Records excerpted from a collection:
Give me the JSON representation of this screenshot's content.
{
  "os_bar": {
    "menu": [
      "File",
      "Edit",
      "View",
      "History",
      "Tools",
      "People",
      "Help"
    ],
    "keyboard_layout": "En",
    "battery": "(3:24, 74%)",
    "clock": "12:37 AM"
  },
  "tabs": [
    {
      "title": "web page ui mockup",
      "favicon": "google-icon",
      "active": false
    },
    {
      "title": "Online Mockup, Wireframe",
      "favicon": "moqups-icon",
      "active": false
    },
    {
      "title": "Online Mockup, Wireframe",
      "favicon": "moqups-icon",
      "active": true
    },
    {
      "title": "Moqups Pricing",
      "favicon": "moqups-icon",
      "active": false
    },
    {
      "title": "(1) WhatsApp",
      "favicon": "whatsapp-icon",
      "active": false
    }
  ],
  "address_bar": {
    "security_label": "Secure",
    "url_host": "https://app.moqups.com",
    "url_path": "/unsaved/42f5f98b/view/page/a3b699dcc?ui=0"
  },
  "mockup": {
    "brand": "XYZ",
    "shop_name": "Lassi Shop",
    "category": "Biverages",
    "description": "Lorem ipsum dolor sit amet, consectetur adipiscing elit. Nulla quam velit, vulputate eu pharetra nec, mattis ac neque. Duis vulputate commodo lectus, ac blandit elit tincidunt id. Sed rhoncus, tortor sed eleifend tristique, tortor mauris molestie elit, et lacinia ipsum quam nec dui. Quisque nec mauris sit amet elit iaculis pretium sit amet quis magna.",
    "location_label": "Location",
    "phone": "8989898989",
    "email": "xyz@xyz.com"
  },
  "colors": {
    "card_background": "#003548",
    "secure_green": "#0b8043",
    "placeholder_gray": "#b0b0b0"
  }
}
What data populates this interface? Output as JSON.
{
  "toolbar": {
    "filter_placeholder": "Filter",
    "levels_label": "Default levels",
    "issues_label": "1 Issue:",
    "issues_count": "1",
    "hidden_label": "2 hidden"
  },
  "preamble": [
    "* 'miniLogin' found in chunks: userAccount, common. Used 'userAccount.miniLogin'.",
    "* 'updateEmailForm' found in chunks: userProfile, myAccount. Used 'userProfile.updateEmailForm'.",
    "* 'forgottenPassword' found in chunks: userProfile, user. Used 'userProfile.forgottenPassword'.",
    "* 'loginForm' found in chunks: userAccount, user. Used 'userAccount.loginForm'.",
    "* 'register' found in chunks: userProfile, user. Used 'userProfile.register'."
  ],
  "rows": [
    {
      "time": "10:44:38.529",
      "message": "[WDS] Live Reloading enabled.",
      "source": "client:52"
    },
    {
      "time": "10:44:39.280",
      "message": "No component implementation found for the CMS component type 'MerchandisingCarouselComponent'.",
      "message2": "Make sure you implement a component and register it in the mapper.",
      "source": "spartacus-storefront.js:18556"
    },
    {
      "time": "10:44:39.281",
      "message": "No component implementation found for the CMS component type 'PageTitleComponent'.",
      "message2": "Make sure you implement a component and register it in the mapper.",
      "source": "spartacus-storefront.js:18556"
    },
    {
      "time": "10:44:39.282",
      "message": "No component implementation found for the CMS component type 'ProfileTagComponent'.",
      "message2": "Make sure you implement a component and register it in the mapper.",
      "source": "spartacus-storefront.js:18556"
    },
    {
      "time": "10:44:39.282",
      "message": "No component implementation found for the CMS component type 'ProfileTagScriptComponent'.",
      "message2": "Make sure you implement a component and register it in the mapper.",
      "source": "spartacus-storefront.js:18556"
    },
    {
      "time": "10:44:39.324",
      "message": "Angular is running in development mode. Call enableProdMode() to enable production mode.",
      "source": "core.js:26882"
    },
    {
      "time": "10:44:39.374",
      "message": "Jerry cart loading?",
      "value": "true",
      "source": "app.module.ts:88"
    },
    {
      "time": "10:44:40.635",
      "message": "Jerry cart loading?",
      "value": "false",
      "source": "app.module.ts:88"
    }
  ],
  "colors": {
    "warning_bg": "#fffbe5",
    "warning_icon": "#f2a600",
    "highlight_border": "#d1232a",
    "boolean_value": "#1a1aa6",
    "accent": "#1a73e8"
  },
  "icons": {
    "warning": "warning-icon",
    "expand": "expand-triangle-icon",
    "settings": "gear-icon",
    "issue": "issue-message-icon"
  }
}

**EXERCISE BRIEF:**
Repeat each record in full; every line must match exactly.

**FINAL ANSWER:**
Give me the JSON representation of this screenshot's content.
{
  "os_bar": {
    "menu": [
      "File",
      "Edit",
      "View",
      "History",
      "Tools",
      "People",
      "Help"
    ],
    "keyboard_layout": "En",
    "battery": "(3:24, 74%)",
    "clock": "12:37 AM"
  },
  "tabs": [
    {
      "title": "web page ui mockup",
      "favicon": "google-icon",
      "active": false
    },
    {
      "title": "Online Mockup, Wireframe",
      "favicon": "moqups-icon",
      "active": false
    },
    {
      "title": "Online Mockup, Wireframe",
      "favicon": "moqups-icon",
      "active": true
    },
    {
      "title": "Moqups Pricing",
      "favicon": "moqups-icon",
      "active": false
    },
    {
      "title": "(1) WhatsApp",
      "favicon": "whatsapp-icon",
      "active": false
    }
  ],
  "address_bar": {
    "security_label": "Secure",
    "url_host": "https://app.moqups.com",
    "url_path": "/unsaved/42f5f98b/view/page/a3b699dcc?ui=0"
  },
  "mockup": {
    "brand": "XYZ",
    "shop_name": "Lassi Shop",
    "category": "Biverages",
    "description": "Lorem ipsum dolor sit amet, consectetur adipiscing elit. Nulla quam velit, vulputate eu pharetra nec, mattis ac neque. Duis vulputate commodo lectus, ac blandit elit tincidunt id. Sed rhoncus, tortor sed eleifend tristique, tortor mauris molestie elit, et lacinia ipsum quam nec dui. Quisque nec mauris sit amet elit iaculis pretium sit amet quis magna.",
    "location_label": "Location",
    "phone": "8989898989",
    "email": "xyz@xyz.com"
  },
  "colors": {
    "card_background": "#003548",
    "secure_green": "#0b8043",
    "placeholder_gray": "#b0b0b0"
  }
}
What data populates this interface? Output as JSON.
{
  "toolbar": {
    "filter_placeholder": "Filter",
    "levels_label": "Default levels",
    "issues_label": "1 Issue:",
    "issues_count": "1",
    "hidden_label": "2 hidden"
  },
  "preamble": [
    "* 'miniLogin' found in chunks: userAccount, common. Used 'userAccount.miniLogin'.",
    "* 'updateEmailForm' found in chunks: userProfile, myAccount. Used 'userProfile.updateEmailForm'.",
    "* 'forgottenPassword' found in chunks: userProfile, user. Used 'userProfile.forgottenPassword'.",
    "* 'loginForm' found in chunks: userAccount, user. Used 'userAccount.loginForm'.",
    "* 'register' found in chunks: userProfile, user. Used 'userProfile.register'."
  ],
  "rows": [
    {
      "time": "10:44:38.529",
      "message": "[WDS] Live Reloading enabled.",
      "source": "client:52"
    },
    {
      "time": "10:44:39.280",
      "message": "No component implementation found for the CMS component type 'MerchandisingCarouselComponent'.",
      "message2": "Make sure you implement a component and register it in the mapper.",
      "source": "spartacus-storefront.js:18556"
    },
    {
      "time": "10:44:39.281",
      "message": "No component implementation found for the CMS component type 'PageTitleComponent'.",
      "message2": "Make sure you implement a component and register it in the mapper.",
      "source": "spartacus-storefront.js:18556"
    },
    {
      "time": "10:44:39.282",
      "message": "No component implementation found for the CMS component type 'ProfileTagComponent'.",
      "message2": "Make sure you implement a component and register it in the mapper.",
      "source": "spartacus-storefront.js:18556"
    },
    {
      "time": "10:44:39.282",
      "message": "No component implementation found for the CMS component type 'ProfileTagScriptComponent'.",
      "message2": "Make sure you implement a component and register it in the mapper.",
      "source": "spartacus-storefront.js:18556"
    },
    {
      "time": "10:44:39.324",
      "message": "Angular is running in development mode. Call enableProdMode() to enable production mode.",
      "source": "core.js:26882"
    },
    {
      "time": "10:44:39.374",
      "message": "Jerry cart loading?",
      "value": "true",
      "source": "app.module.ts:88"
    },
    {
      "time": "10:44:40.635",
      "message": "Jerry cart loading?",
      "value": "false",
      "source": "app.module.ts:88"
    }
  ],
  "colors": {
    "warning_bg": "#fffbe5",
    "warning_icon": "#f2a600",
    "highlight_border": "#d1232a",
    "boolean_value": "#1a1aa6",
    "accent": "#1a73e8"
  },
  "icons": {
    "warning": "warning-icon",
    "expand": "expand-triangle-icon",
    "settings": "gear-icon",
    "issue": "issue-message-icon"
  }
}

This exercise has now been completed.